Task statement:
Beneath this task is a listing. State how many of its lines include the string "density", giving nothing but the number.

Data lines:
::::
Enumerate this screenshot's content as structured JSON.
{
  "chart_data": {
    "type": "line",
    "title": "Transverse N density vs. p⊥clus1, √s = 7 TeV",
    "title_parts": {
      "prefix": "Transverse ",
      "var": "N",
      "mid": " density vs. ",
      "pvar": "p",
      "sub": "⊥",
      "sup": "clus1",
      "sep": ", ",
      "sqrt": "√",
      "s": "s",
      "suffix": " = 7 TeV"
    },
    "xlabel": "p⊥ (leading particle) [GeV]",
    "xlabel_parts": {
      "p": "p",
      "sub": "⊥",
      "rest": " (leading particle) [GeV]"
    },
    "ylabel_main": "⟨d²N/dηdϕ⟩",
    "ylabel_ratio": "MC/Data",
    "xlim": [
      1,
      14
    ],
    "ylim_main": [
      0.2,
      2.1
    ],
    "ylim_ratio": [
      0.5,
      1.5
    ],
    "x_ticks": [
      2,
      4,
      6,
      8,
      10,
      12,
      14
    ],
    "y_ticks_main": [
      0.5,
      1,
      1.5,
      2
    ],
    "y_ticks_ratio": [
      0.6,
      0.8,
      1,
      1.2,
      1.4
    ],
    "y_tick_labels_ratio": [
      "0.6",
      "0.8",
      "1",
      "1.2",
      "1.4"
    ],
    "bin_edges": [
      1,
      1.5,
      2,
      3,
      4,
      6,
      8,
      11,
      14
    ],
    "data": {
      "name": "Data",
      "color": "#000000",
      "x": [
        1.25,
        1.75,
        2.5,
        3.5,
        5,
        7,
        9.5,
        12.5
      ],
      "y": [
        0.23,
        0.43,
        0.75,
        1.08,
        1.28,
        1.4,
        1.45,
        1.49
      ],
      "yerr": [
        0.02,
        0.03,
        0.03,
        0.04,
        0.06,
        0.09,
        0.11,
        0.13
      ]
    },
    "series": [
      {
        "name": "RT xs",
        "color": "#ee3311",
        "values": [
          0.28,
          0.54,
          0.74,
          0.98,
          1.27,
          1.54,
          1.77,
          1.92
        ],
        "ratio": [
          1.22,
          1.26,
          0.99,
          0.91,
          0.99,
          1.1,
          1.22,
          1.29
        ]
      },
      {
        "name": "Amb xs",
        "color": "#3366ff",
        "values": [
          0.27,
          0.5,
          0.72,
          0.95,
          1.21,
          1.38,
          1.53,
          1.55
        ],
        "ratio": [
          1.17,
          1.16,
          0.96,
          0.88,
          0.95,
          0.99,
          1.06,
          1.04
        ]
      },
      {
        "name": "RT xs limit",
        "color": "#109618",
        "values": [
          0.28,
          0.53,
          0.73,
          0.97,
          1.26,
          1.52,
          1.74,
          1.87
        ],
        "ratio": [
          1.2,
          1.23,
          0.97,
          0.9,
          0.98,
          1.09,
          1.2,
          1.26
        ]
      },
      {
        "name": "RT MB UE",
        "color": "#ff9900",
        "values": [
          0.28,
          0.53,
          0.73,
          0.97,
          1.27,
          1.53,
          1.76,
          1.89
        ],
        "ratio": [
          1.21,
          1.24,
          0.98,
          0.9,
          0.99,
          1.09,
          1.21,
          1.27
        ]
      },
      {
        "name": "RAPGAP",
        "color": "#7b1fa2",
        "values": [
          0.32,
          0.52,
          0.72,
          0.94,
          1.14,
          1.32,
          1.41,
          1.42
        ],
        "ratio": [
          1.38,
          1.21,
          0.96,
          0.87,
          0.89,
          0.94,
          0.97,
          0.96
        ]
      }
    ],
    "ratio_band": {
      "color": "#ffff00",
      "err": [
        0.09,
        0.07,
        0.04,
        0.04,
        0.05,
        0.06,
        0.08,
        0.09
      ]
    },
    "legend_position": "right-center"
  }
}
::::
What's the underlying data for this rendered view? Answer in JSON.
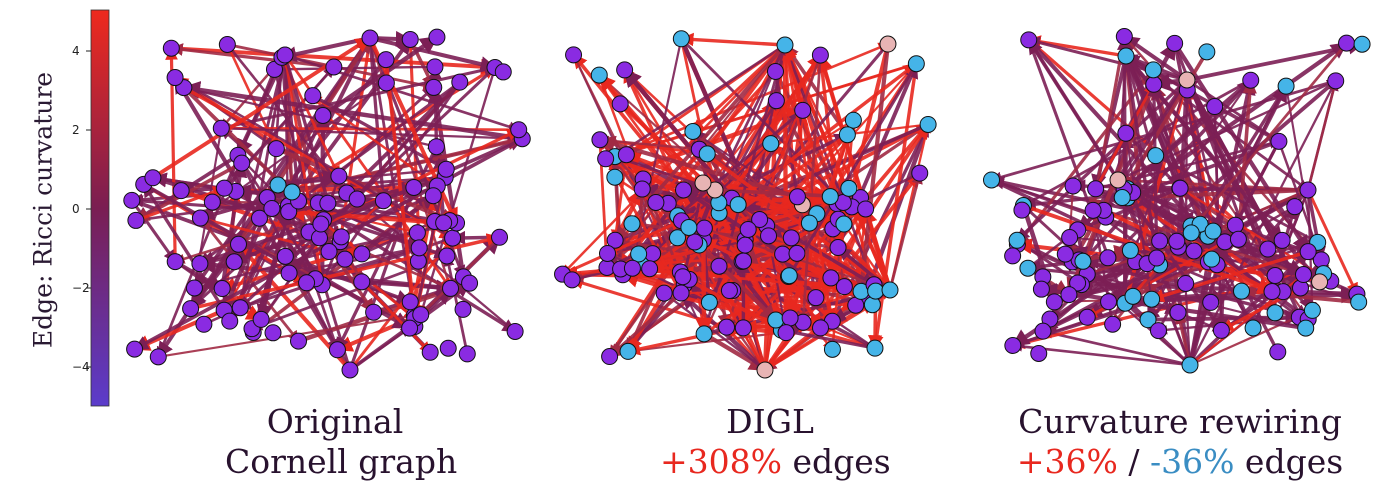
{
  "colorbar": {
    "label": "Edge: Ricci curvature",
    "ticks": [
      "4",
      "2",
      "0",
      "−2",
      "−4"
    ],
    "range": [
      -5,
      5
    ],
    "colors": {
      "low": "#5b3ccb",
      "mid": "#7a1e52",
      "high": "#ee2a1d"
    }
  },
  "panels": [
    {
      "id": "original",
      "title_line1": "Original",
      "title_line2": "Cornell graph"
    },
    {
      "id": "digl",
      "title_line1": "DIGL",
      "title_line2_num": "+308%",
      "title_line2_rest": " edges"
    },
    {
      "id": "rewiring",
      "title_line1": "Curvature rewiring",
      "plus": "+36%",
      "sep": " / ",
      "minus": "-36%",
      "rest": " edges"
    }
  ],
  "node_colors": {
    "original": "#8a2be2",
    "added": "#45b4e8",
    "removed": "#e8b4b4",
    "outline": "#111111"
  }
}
::::
Written answer:
2